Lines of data
┌──
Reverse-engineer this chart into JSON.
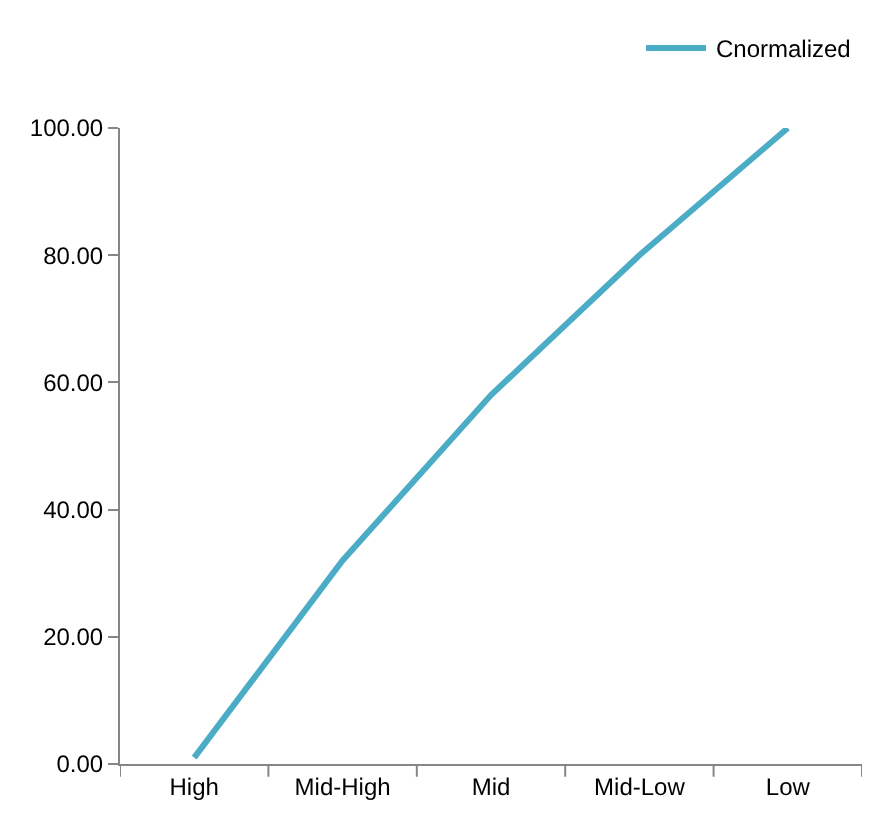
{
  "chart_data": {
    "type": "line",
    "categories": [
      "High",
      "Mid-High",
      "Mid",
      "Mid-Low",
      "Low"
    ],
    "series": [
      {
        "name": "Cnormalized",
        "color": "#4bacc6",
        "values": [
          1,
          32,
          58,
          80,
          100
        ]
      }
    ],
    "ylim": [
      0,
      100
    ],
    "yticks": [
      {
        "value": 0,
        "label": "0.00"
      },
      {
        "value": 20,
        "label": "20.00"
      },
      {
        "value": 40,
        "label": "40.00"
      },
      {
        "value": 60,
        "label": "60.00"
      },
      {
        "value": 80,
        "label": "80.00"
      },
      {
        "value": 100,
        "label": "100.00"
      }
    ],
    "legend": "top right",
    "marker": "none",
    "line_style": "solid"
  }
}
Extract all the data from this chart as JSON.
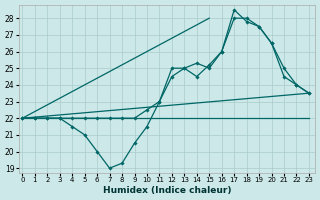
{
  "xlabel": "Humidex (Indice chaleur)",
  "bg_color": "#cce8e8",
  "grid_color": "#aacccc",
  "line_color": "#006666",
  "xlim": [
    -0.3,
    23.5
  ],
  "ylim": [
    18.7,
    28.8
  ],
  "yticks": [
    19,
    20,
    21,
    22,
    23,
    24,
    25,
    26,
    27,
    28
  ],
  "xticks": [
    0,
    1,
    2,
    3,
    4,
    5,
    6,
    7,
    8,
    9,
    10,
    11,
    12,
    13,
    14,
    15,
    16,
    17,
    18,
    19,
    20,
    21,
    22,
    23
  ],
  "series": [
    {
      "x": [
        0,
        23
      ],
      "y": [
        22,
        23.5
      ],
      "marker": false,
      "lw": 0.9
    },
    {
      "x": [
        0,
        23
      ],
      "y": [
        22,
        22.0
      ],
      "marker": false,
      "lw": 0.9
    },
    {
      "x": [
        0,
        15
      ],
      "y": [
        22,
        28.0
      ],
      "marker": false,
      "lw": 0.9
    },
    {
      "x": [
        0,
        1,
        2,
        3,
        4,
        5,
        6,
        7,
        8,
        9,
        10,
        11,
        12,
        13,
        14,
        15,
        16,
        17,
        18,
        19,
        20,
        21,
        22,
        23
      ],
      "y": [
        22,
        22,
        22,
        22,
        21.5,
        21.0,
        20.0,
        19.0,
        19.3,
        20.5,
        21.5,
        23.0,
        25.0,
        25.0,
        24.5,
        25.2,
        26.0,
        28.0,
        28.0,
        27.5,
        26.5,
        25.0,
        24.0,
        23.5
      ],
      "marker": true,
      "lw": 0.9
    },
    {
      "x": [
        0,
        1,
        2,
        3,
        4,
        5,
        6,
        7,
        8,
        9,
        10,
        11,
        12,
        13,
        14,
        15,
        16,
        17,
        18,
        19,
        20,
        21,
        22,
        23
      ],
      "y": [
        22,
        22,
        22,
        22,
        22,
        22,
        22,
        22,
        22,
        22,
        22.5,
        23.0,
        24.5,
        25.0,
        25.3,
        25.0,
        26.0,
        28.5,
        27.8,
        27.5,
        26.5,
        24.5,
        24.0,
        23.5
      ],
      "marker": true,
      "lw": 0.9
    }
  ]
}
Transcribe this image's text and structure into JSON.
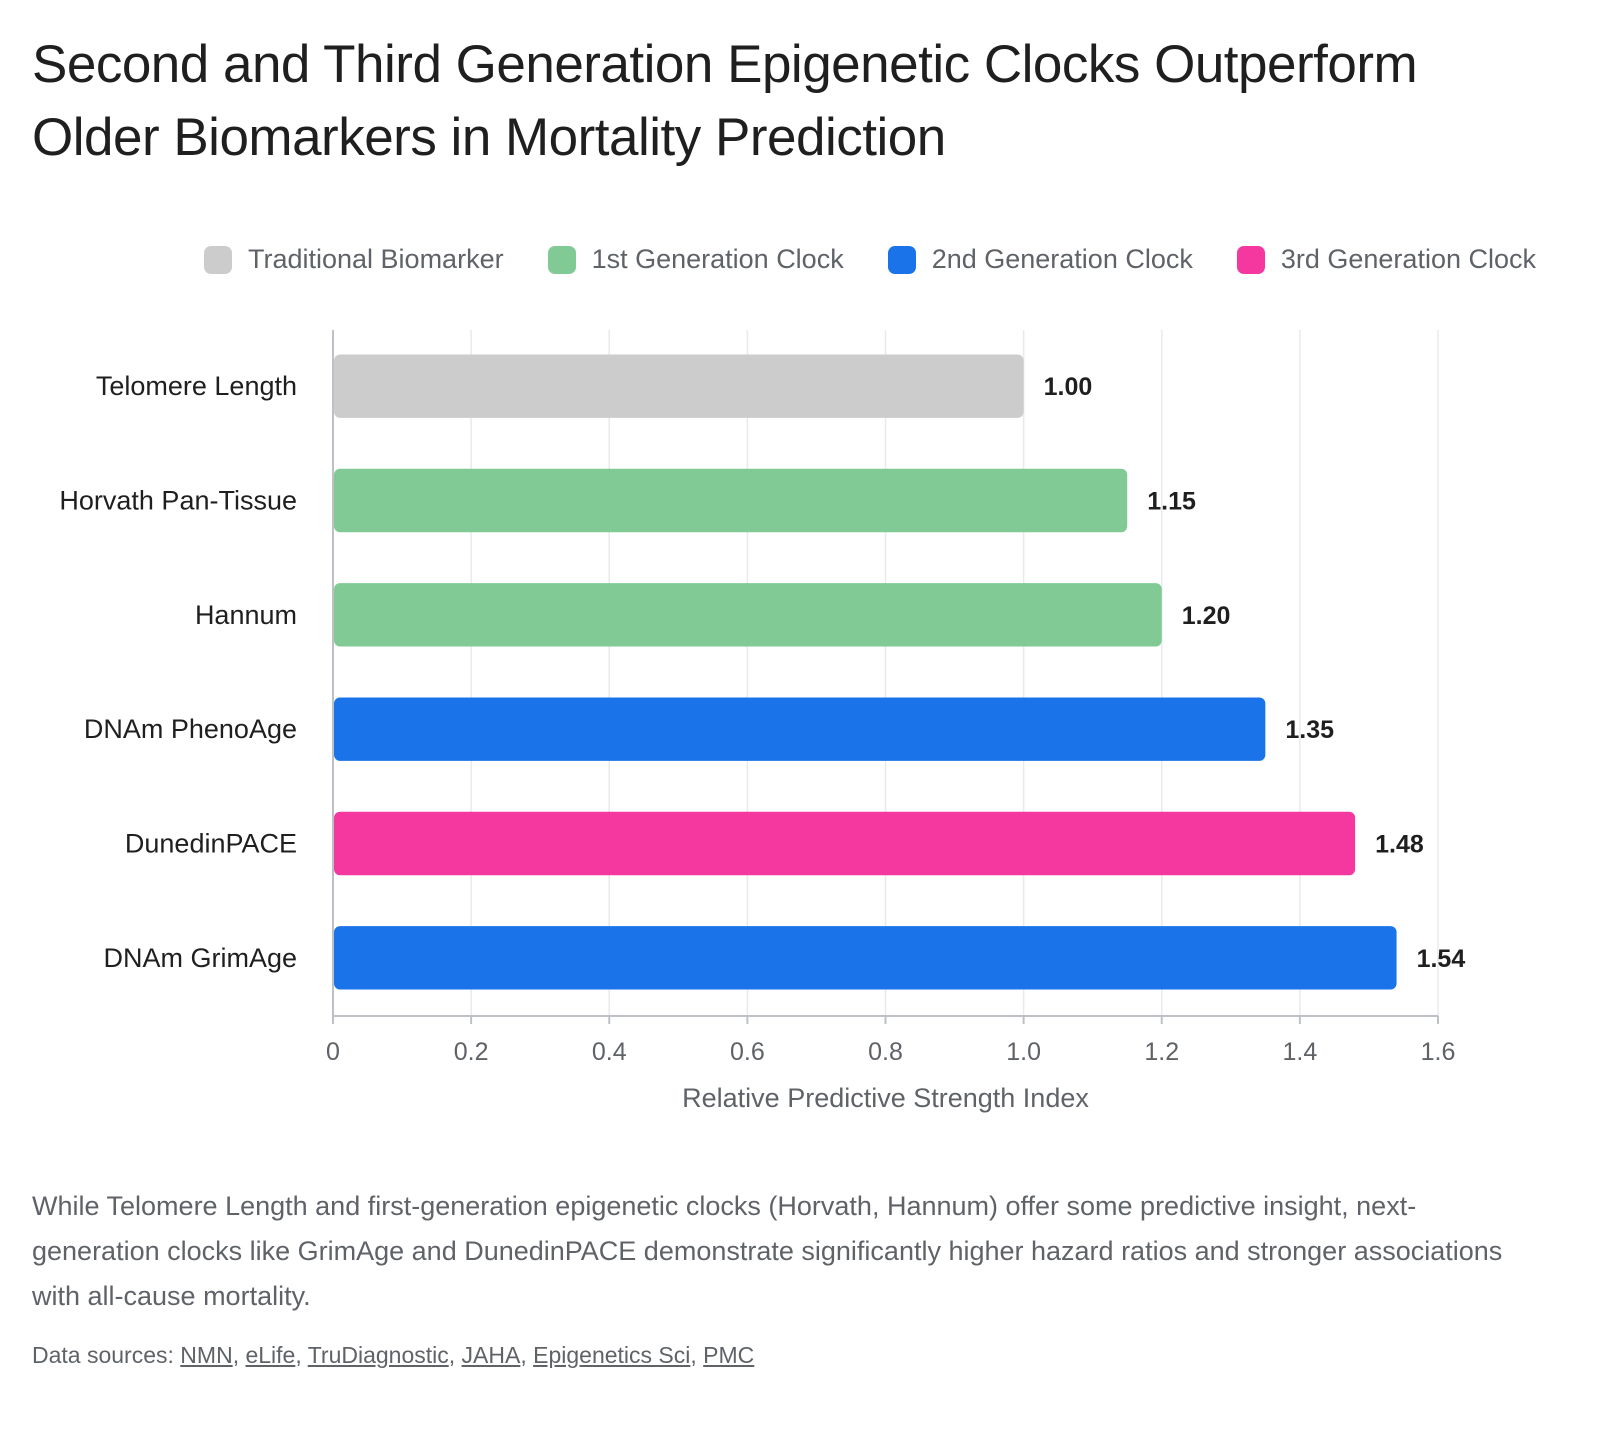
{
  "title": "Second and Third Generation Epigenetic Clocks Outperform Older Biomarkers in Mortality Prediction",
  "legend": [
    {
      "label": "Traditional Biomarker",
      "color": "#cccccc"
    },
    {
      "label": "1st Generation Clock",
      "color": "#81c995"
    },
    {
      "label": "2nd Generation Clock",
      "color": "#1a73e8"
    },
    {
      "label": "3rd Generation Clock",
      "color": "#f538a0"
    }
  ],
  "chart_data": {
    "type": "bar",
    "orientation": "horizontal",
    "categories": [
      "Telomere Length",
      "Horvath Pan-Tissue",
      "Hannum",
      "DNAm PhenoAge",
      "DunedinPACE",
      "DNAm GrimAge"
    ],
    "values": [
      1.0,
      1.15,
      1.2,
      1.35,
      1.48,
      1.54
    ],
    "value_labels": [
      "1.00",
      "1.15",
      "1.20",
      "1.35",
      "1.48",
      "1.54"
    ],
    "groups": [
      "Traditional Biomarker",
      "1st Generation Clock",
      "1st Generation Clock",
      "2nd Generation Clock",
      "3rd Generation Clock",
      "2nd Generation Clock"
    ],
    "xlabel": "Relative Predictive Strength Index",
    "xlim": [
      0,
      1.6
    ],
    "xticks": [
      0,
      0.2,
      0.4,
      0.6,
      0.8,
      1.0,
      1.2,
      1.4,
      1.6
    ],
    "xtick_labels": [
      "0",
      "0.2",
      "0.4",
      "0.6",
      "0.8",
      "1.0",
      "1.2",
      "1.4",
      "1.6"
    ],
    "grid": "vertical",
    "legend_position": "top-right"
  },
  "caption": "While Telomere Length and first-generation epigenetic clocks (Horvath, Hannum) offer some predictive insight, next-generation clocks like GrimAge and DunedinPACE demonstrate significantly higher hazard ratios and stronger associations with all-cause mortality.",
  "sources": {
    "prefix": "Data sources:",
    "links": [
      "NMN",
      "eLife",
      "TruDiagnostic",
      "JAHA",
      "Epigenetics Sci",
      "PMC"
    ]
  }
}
└──
Show all lines from the data above in which the word "this" appears.

FINISHED ANSWER
Reverse-engineer this chart into JSON.
Extract all the data from this chart as JSON.
Transcribe this image's text and structure into JSON.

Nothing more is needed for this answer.